EXERCISE: Everything in the listing except the pictures should be written out exactly.

########

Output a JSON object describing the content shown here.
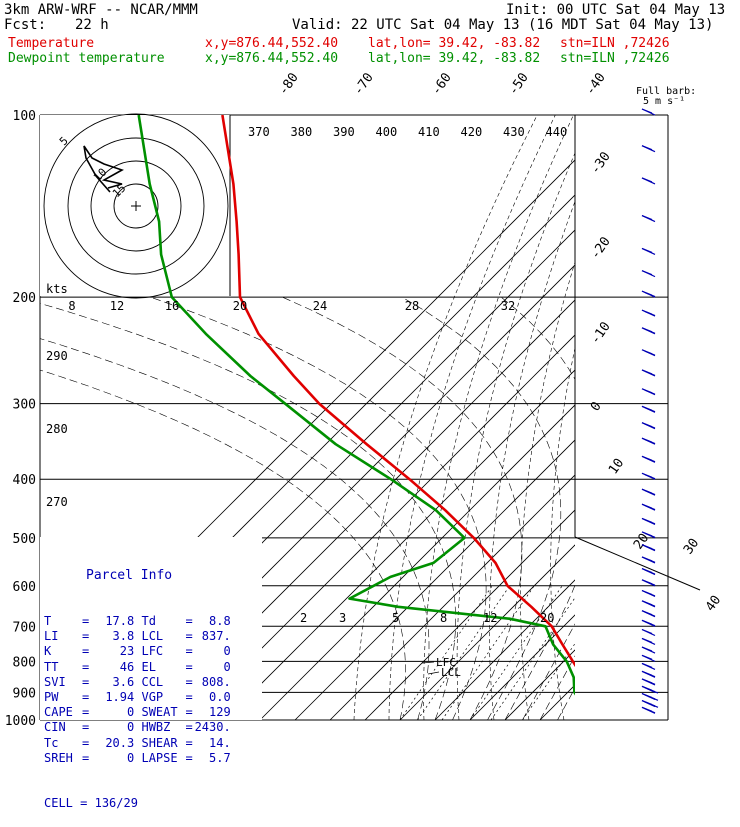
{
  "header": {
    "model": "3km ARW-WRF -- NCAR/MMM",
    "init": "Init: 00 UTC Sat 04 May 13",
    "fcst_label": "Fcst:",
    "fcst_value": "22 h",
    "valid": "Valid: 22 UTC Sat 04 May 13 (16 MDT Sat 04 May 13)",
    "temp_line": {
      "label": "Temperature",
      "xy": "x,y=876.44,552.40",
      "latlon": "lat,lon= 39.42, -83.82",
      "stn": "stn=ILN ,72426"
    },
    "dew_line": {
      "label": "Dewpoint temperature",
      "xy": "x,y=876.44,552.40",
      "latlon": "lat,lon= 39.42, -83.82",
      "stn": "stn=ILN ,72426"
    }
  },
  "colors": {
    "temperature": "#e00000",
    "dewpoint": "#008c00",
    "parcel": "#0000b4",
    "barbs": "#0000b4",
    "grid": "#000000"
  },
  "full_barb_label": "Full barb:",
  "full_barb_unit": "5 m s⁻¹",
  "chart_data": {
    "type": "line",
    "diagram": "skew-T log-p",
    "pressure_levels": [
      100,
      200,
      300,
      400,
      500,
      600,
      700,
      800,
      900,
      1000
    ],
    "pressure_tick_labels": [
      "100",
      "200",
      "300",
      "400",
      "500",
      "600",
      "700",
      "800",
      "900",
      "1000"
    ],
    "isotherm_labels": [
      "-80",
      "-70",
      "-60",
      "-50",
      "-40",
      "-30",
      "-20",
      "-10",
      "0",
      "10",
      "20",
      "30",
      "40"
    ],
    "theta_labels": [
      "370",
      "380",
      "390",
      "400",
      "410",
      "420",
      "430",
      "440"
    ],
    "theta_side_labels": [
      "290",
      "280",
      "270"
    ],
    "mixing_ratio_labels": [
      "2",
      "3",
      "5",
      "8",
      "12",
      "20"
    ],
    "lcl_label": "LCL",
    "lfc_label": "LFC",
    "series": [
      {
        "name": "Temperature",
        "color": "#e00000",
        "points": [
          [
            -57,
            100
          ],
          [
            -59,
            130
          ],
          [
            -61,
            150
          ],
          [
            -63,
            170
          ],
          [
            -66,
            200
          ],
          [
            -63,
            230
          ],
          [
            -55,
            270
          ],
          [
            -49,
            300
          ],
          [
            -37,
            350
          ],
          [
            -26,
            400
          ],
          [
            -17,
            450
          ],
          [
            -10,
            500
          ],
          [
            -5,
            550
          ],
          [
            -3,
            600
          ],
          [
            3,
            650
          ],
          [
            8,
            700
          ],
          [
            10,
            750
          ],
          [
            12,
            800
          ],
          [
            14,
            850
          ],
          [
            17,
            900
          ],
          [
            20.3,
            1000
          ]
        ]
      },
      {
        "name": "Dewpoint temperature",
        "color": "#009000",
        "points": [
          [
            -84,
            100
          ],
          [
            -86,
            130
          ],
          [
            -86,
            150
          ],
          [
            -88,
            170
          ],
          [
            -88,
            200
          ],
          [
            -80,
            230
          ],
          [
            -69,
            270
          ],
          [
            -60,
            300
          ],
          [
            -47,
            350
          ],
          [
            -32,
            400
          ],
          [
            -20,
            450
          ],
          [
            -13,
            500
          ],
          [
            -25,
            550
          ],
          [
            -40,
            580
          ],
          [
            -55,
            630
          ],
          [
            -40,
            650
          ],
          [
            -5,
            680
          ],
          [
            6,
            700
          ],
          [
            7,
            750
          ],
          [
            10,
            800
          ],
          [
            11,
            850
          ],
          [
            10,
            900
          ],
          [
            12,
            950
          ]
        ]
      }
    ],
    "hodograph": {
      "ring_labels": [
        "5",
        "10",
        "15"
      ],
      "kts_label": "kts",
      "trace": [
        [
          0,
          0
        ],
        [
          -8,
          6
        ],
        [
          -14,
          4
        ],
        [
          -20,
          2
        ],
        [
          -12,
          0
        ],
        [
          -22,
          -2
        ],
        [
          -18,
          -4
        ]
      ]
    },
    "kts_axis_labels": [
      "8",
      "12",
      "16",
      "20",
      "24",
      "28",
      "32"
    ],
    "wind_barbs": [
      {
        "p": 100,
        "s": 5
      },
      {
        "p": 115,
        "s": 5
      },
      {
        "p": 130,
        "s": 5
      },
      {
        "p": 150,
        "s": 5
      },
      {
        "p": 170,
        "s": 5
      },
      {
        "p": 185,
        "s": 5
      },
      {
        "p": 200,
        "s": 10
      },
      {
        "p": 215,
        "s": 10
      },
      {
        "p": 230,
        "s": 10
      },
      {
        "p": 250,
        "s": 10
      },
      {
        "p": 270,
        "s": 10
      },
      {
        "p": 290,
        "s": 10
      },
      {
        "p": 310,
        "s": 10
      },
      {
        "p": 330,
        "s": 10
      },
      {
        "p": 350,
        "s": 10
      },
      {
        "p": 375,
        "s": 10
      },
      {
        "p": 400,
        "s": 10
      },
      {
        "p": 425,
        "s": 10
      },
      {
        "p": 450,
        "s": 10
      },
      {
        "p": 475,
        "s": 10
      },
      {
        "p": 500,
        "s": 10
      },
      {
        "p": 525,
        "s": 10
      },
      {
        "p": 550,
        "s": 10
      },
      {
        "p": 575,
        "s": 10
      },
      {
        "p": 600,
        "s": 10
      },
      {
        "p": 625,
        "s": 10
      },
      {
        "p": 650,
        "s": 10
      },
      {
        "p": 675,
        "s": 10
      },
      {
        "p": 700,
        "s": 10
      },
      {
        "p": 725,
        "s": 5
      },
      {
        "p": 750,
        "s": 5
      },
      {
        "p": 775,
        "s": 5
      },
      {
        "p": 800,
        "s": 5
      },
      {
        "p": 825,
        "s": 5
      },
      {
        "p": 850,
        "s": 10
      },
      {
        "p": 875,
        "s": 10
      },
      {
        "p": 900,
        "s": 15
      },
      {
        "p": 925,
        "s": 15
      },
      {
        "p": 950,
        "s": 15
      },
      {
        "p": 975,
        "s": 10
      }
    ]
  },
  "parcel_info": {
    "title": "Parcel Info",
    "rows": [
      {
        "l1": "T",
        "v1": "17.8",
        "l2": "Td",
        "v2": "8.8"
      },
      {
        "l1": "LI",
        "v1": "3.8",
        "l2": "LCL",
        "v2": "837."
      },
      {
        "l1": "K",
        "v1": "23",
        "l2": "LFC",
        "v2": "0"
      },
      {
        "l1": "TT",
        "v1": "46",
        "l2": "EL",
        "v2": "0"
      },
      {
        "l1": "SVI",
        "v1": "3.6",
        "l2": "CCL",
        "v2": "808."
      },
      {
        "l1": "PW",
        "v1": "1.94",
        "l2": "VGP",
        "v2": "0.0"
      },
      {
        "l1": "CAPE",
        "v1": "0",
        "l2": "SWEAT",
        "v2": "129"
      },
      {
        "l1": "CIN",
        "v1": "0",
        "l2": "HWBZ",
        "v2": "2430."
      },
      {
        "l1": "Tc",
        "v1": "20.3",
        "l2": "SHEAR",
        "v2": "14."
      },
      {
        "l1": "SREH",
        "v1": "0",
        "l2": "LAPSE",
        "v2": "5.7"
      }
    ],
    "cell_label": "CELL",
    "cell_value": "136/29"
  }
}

########

RESULT:
Output a JSON object describing the content shown here.
{
  "header": {
    "model": "3km ARW-WRF -- NCAR/MMM",
    "init": "Init: 00 UTC Sat 04 May 13",
    "fcst_label": "Fcst:",
    "fcst_value": "22 h",
    "valid": "Valid: 22 UTC Sat 04 May 13 (16 MDT Sat 04 May 13)",
    "temp_line": {
      "label": "Temperature",
      "xy": "x,y=876.44,552.40",
      "latlon": "lat,lon= 39.42, -83.82",
      "stn": "stn=ILN ,72426"
    },
    "dew_line": {
      "label": "Dewpoint temperature",
      "xy": "x,y=876.44,552.40",
      "latlon": "lat,lon= 39.42, -83.82",
      "stn": "stn=ILN ,72426"
    }
  },
  "colors": {
    "temperature": "#e00000",
    "dewpoint": "#008c00",
    "parcel": "#0000b4",
    "barbs": "#0000b4",
    "grid": "#000000"
  },
  "full_barb_label": "Full barb:",
  "full_barb_unit": "5 m s⁻¹",
  "chart_data": {
    "type": "line",
    "diagram": "skew-T log-p",
    "pressure_levels": [
      100,
      200,
      300,
      400,
      500,
      600,
      700,
      800,
      900,
      1000
    ],
    "pressure_tick_labels": [
      "100",
      "200",
      "300",
      "400",
      "500",
      "600",
      "700",
      "800",
      "900",
      "1000"
    ],
    "isotherm_labels": [
      "-80",
      "-70",
      "-60",
      "-50",
      "-40",
      "-30",
      "-20",
      "-10",
      "0",
      "10",
      "20",
      "30",
      "40"
    ],
    "theta_labels": [
      "370",
      "380",
      "390",
      "400",
      "410",
      "420",
      "430",
      "440"
    ],
    "theta_side_labels": [
      "290",
      "280",
      "270"
    ],
    "mixing_ratio_labels": [
      "2",
      "3",
      "5",
      "8",
      "12",
      "20"
    ],
    "lcl_label": "LCL",
    "lfc_label": "LFC",
    "series": [
      {
        "name": "Temperature",
        "color": "#e00000",
        "points": [
          [
            -57,
            100
          ],
          [
            -59,
            130
          ],
          [
            -61,
            150
          ],
          [
            -63,
            170
          ],
          [
            -66,
            200
          ],
          [
            -63,
            230
          ],
          [
            -55,
            270
          ],
          [
            -49,
            300
          ],
          [
            -37,
            350
          ],
          [
            -26,
            400
          ],
          [
            -17,
            450
          ],
          [
            -10,
            500
          ],
          [
            -5,
            550
          ],
          [
            -3,
            600
          ],
          [
            3,
            650
          ],
          [
            8,
            700
          ],
          [
            10,
            750
          ],
          [
            12,
            800
          ],
          [
            14,
            850
          ],
          [
            17,
            900
          ],
          [
            20.3,
            1000
          ]
        ]
      },
      {
        "name": "Dewpoint temperature",
        "color": "#009000",
        "points": [
          [
            -84,
            100
          ],
          [
            -86,
            130
          ],
          [
            -86,
            150
          ],
          [
            -88,
            170
          ],
          [
            -88,
            200
          ],
          [
            -80,
            230
          ],
          [
            -69,
            270
          ],
          [
            -60,
            300
          ],
          [
            -47,
            350
          ],
          [
            -32,
            400
          ],
          [
            -20,
            450
          ],
          [
            -13,
            500
          ],
          [
            -25,
            550
          ],
          [
            -40,
            580
          ],
          [
            -55,
            630
          ],
          [
            -40,
            650
          ],
          [
            -5,
            680
          ],
          [
            6,
            700
          ],
          [
            7,
            750
          ],
          [
            10,
            800
          ],
          [
            11,
            850
          ],
          [
            10,
            900
          ],
          [
            12,
            950
          ]
        ]
      }
    ],
    "hodograph": {
      "ring_labels": [
        "5",
        "10",
        "15"
      ],
      "kts_label": "kts",
      "trace": [
        [
          0,
          0
        ],
        [
          -8,
          6
        ],
        [
          -14,
          4
        ],
        [
          -20,
          2
        ],
        [
          -12,
          0
        ],
        [
          -22,
          -2
        ],
        [
          -18,
          -4
        ]
      ]
    },
    "kts_axis_labels": [
      "8",
      "12",
      "16",
      "20",
      "24",
      "28",
      "32"
    ],
    "wind_barbs": [
      {
        "p": 100,
        "s": 5
      },
      {
        "p": 115,
        "s": 5
      },
      {
        "p": 130,
        "s": 5
      },
      {
        "p": 150,
        "s": 5
      },
      {
        "p": 170,
        "s": 5
      },
      {
        "p": 185,
        "s": 5
      },
      {
        "p": 200,
        "s": 10
      },
      {
        "p": 215,
        "s": 10
      },
      {
        "p": 230,
        "s": 10
      },
      {
        "p": 250,
        "s": 10
      },
      {
        "p": 270,
        "s": 10
      },
      {
        "p": 290,
        "s": 10
      },
      {
        "p": 310,
        "s": 10
      },
      {
        "p": 330,
        "s": 10
      },
      {
        "p": 350,
        "s": 10
      },
      {
        "p": 375,
        "s": 10
      },
      {
        "p": 400,
        "s": 10
      },
      {
        "p": 425,
        "s": 10
      },
      {
        "p": 450,
        "s": 10
      },
      {
        "p": 475,
        "s": 10
      },
      {
        "p": 500,
        "s": 10
      },
      {
        "p": 525,
        "s": 10
      },
      {
        "p": 550,
        "s": 10
      },
      {
        "p": 575,
        "s": 10
      },
      {
        "p": 600,
        "s": 10
      },
      {
        "p": 625,
        "s": 10
      },
      {
        "p": 650,
        "s": 10
      },
      {
        "p": 675,
        "s": 10
      },
      {
        "p": 700,
        "s": 10
      },
      {
        "p": 725,
        "s": 5
      },
      {
        "p": 750,
        "s": 5
      },
      {
        "p": 775,
        "s": 5
      },
      {
        "p": 800,
        "s": 5
      },
      {
        "p": 825,
        "s": 5
      },
      {
        "p": 850,
        "s": 10
      },
      {
        "p": 875,
        "s": 10
      },
      {
        "p": 900,
        "s": 15
      },
      {
        "p": 925,
        "s": 15
      },
      {
        "p": 950,
        "s": 15
      },
      {
        "p": 975,
        "s": 10
      }
    ]
  },
  "parcel_info": {
    "title": "Parcel Info",
    "rows": [
      {
        "l1": "T",
        "v1": "17.8",
        "l2": "Td",
        "v2": "8.8"
      },
      {
        "l1": "LI",
        "v1": "3.8",
        "l2": "LCL",
        "v2": "837."
      },
      {
        "l1": "K",
        "v1": "23",
        "l2": "LFC",
        "v2": "0"
      },
      {
        "l1": "TT",
        "v1": "46",
        "l2": "EL",
        "v2": "0"
      },
      {
        "l1": "SVI",
        "v1": "3.6",
        "l2": "CCL",
        "v2": "808."
      },
      {
        "l1": "PW",
        "v1": "1.94",
        "l2": "VGP",
        "v2": "0.0"
      },
      {
        "l1": "CAPE",
        "v1": "0",
        "l2": "SWEAT",
        "v2": "129"
      },
      {
        "l1": "CIN",
        "v1": "0",
        "l2": "HWBZ",
        "v2": "2430."
      },
      {
        "l1": "Tc",
        "v1": "20.3",
        "l2": "SHEAR",
        "v2": "14."
      },
      {
        "l1": "SREH",
        "v1": "0",
        "l2": "LAPSE",
        "v2": "5.7"
      }
    ],
    "cell_label": "CELL",
    "cell_value": "136/29"
  }
}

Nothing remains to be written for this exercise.